_What is required_. Copy out the lines below word for word, leaving out the pictures.

_Dataset records_.

----------------

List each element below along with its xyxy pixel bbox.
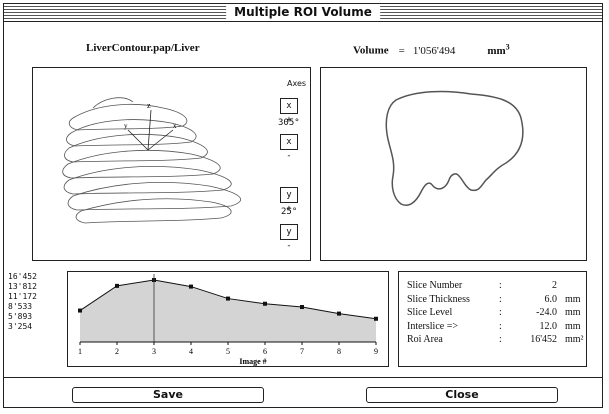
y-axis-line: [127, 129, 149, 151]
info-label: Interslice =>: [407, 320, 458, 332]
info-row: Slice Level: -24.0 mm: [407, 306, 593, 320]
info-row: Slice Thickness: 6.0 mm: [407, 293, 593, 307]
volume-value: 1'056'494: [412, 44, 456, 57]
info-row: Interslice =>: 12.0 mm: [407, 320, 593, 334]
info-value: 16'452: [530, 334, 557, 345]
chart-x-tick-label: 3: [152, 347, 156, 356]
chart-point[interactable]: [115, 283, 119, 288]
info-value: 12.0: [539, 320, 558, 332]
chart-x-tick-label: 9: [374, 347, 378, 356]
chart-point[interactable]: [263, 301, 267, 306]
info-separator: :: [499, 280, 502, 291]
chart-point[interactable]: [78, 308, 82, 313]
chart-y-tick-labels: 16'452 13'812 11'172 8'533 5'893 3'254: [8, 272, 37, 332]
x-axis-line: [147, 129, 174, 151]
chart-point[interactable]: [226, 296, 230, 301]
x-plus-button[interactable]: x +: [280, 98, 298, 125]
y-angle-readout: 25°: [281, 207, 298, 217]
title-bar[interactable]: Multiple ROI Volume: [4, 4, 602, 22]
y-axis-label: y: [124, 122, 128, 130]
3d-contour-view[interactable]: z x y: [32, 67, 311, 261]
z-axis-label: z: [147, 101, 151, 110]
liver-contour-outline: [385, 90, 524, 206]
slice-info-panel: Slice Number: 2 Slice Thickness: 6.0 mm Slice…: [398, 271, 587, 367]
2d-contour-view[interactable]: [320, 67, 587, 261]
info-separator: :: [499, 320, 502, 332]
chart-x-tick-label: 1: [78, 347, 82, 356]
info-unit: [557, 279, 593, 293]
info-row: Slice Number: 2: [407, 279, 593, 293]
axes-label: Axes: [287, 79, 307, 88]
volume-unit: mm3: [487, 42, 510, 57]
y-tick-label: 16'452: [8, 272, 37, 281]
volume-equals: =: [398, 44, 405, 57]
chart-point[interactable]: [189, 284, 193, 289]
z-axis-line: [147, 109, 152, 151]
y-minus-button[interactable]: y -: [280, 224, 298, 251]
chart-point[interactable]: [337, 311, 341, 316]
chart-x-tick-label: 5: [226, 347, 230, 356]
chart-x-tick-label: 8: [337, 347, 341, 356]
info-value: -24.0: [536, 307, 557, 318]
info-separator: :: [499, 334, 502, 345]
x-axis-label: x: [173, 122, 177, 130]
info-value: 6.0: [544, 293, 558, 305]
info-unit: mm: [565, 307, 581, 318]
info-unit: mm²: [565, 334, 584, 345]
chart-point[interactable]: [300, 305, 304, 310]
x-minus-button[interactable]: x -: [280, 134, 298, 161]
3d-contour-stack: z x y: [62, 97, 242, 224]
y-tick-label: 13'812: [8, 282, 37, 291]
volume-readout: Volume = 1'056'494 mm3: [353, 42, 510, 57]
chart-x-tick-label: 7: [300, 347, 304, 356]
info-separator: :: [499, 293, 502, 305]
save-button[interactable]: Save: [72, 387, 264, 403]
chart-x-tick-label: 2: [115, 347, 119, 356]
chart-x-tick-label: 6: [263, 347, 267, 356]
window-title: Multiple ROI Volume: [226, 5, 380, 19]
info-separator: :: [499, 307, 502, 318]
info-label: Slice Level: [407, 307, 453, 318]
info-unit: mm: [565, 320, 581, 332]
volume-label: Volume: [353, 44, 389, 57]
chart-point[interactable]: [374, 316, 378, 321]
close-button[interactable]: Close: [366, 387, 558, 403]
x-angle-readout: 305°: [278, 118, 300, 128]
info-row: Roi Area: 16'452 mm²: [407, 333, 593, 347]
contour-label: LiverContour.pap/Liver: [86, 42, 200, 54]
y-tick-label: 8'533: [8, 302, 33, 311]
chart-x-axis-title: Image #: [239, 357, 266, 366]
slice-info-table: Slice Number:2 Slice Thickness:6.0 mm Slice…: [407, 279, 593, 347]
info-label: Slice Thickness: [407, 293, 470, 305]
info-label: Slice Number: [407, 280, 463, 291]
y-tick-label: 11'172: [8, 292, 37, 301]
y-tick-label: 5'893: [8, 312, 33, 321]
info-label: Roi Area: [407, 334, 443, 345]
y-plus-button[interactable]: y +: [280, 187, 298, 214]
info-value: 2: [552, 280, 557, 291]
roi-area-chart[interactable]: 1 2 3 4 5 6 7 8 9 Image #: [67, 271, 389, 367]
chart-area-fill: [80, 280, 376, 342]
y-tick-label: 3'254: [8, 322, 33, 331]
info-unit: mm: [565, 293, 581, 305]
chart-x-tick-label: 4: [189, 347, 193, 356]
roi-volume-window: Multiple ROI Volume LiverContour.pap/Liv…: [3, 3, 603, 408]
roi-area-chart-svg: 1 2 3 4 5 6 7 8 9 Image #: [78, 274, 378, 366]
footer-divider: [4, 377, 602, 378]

----------------

_Solved exercise_.
List each element below along with its xyxy pixel bbox.
y-axis-line: [127, 129, 149, 151]
info-label: Interslice =>: [407, 320, 458, 332]
info-row: Slice Level: -24.0 mm: [407, 306, 593, 320]
info-row: Slice Thickness: 6.0 mm: [407, 293, 593, 307]
volume-value: 1'056'494: [412, 44, 456, 57]
info-row: Interslice =>: 12.0 mm: [407, 320, 593, 334]
info-value: 16'452: [530, 334, 557, 345]
chart-x-tick-label: 3: [152, 347, 156, 356]
chart-point[interactable]: [115, 283, 119, 288]
info-value: 12.0: [539, 320, 558, 332]
chart-x-tick-label: 9: [374, 347, 378, 356]
chart-point[interactable]: [263, 301, 267, 306]
info-separator: :: [499, 280, 502, 291]
chart-point[interactable]: [78, 308, 82, 313]
chart-y-tick-labels: 16'452 13'812 11'172 8'533 5'893 3'254: [8, 272, 37, 332]
x-axis-line: [147, 129, 174, 151]
chart-point[interactable]: [226, 296, 230, 301]
x-plus-button[interactable]: x +: [280, 98, 298, 125]
y-angle-readout: 25°: [281, 207, 298, 217]
title-bar[interactable]: Multiple ROI Volume: [4, 4, 602, 22]
y-axis-label: y: [124, 122, 128, 130]
3d-contour-view[interactable]: z x y: [32, 67, 311, 261]
z-axis-label: z: [147, 101, 151, 110]
liver-contour-outline: [385, 90, 524, 206]
slice-info-panel: Slice Number: 2 Slice Thickness: 6.0 mm Slice…: [398, 271, 587, 367]
2d-contour-view[interactable]: [320, 67, 587, 261]
info-separator: :: [499, 320, 502, 332]
chart-x-tick-label: 1: [78, 347, 82, 356]
info-unit: [557, 279, 593, 293]
info-row: Slice Number: 2: [407, 279, 593, 293]
axes-label: Axes: [287, 79, 307, 88]
volume-unit: mm3: [487, 42, 510, 57]
y-tick-label: 16'452: [8, 272, 37, 281]
volume-equals: =: [398, 44, 405, 57]
chart-point[interactable]: [189, 284, 193, 289]
z-axis-line: [147, 109, 152, 151]
y-minus-button[interactable]: y -: [280, 224, 298, 251]
chart-point[interactable]: [337, 311, 341, 316]
chart-x-tick-label: 5: [226, 347, 230, 356]
chart-x-tick-label: 8: [337, 347, 341, 356]
info-value: -24.0: [536, 307, 557, 318]
info-separator: :: [499, 334, 502, 345]
x-axis-label: x: [173, 122, 177, 130]
info-value: 6.0: [544, 293, 558, 305]
info-unit: mm: [565, 307, 581, 318]
info-unit: mm²: [565, 334, 584, 345]
chart-point[interactable]: [300, 305, 304, 310]
x-minus-button[interactable]: x -: [280, 134, 298, 161]
3d-contour-stack: z x y: [62, 97, 242, 224]
y-tick-label: 13'812: [8, 282, 37, 291]
volume-readout: Volume = 1'056'494 mm3: [353, 42, 510, 57]
chart-x-tick-label: 7: [300, 347, 304, 356]
info-separator: :: [499, 293, 502, 305]
save-button[interactable]: Save: [72, 387, 264, 403]
chart-x-tick-label: 2: [115, 347, 119, 356]
chart-x-tick-label: 6: [263, 347, 267, 356]
window-title: Multiple ROI Volume: [226, 5, 380, 19]
info-separator: :: [499, 307, 502, 318]
info-label: Slice Level: [407, 307, 453, 318]
info-unit: mm: [565, 320, 581, 332]
volume-label: Volume: [353, 44, 389, 57]
chart-point[interactable]: [374, 316, 378, 321]
close-button[interactable]: Close: [366, 387, 558, 403]
x-angle-readout: 305°: [278, 118, 300, 128]
info-row: Roi Area: 16'452 mm²: [407, 333, 593, 347]
contour-label: LiverContour.pap/Liver: [86, 42, 200, 54]
y-tick-label: 8'533: [8, 302, 33, 311]
chart-x-axis-title: Image #: [239, 357, 266, 366]
slice-info-table: Slice Number:2 Slice Thickness:6.0 mm Slice…: [407, 279, 593, 347]
info-label: Slice Thickness: [407, 293, 470, 305]
info-label: Slice Number: [407, 280, 463, 291]
y-tick-label: 11'172: [8, 292, 37, 301]
y-tick-label: 5'893: [8, 312, 33, 321]
info-label: Roi Area: [407, 334, 443, 345]
y-plus-button[interactable]: y +: [280, 187, 298, 214]
info-value: 2: [552, 280, 557, 291]
roi-area-chart[interactable]: 1 2 3 4 5 6 7 8 9 Image #: [67, 271, 389, 367]
chart-area-fill: [80, 280, 376, 342]
y-tick-label: 3'254: [8, 322, 33, 331]
info-unit: mm: [565, 293, 581, 305]
chart-x-tick-label: 4: [189, 347, 193, 356]
roi-volume-window: Multiple ROI Volume LiverContour.pap/Liv…: [3, 3, 603, 408]
roi-area-chart-svg: 1 2 3 4 5 6 7 8 9 Image #: [78, 274, 378, 366]
footer-divider: [4, 377, 602, 378]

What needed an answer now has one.